Your objective.
For each line of the data below that holds "Dissertação", copy the line.

Provided data.
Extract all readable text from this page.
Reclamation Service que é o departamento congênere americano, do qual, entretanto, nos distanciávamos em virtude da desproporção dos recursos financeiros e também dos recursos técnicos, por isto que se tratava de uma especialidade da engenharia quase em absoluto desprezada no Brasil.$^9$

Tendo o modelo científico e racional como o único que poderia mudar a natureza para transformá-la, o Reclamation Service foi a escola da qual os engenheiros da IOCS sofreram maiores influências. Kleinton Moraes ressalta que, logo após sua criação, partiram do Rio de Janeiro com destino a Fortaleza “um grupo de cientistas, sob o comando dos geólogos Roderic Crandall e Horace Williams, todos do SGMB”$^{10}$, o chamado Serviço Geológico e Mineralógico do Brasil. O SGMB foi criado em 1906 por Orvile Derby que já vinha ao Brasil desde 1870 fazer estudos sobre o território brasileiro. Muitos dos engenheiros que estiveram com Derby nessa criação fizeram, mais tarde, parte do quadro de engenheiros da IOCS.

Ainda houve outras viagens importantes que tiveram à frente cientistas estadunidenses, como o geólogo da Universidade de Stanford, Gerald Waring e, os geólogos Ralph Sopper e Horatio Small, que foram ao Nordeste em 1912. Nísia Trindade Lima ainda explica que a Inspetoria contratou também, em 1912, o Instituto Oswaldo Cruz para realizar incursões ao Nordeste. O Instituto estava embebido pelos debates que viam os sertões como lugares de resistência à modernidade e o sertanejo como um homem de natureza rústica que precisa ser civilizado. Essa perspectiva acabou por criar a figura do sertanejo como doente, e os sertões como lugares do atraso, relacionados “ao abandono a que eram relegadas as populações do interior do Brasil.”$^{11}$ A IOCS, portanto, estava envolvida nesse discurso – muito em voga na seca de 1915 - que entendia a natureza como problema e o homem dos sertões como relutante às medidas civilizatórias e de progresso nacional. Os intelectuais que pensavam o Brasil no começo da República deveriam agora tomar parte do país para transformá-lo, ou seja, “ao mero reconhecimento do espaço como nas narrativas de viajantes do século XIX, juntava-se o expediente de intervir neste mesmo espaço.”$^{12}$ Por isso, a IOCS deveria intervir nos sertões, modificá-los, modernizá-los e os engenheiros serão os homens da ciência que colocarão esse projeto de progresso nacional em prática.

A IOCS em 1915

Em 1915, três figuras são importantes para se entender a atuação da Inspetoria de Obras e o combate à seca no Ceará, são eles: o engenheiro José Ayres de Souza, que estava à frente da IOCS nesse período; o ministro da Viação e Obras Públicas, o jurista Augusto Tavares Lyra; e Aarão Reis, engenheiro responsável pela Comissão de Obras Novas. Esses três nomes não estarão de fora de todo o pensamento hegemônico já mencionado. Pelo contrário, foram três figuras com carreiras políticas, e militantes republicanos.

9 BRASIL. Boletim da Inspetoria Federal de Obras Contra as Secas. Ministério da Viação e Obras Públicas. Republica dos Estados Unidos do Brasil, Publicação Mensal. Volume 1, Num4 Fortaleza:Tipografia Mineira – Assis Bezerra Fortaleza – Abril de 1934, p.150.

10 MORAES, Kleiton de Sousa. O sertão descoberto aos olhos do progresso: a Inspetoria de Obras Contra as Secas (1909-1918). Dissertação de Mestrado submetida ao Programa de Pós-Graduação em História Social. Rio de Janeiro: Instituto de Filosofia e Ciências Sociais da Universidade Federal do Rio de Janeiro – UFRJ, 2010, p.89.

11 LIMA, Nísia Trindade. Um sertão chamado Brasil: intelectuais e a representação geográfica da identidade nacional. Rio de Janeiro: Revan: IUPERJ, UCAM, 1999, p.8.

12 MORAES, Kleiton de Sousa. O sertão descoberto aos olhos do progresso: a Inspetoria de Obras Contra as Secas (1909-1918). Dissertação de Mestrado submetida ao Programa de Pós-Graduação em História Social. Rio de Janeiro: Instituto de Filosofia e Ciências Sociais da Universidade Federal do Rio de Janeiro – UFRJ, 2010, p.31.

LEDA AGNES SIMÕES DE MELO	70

Finished task.
10 MORAES, Kleiton de Sousa. O sertão descoberto aos olhos do progresso: a Inspetoria de Obras Contra as Secas (1909-1918). Dissertação de Mestrado submetida ao Programa de Pós-Graduação em História Social. Rio de Janeiro: Instituto de Filosofia e Ciências Sociais da Universidade Federal do Rio de Janeiro – UFRJ, 2010, p.89.
12 MORAES, Kleiton de Sousa. O sertão descoberto aos olhos do progresso: a Inspetoria de Obras Contra as Secas (1909-1918). Dissertação de Mestrado submetida ao Programa de Pós-Graduação em História Social. Rio de Janeiro: Instituto de Filosofia e Ciências Sociais da Universidade Federal do Rio de Janeiro – UFRJ, 2010, p.31.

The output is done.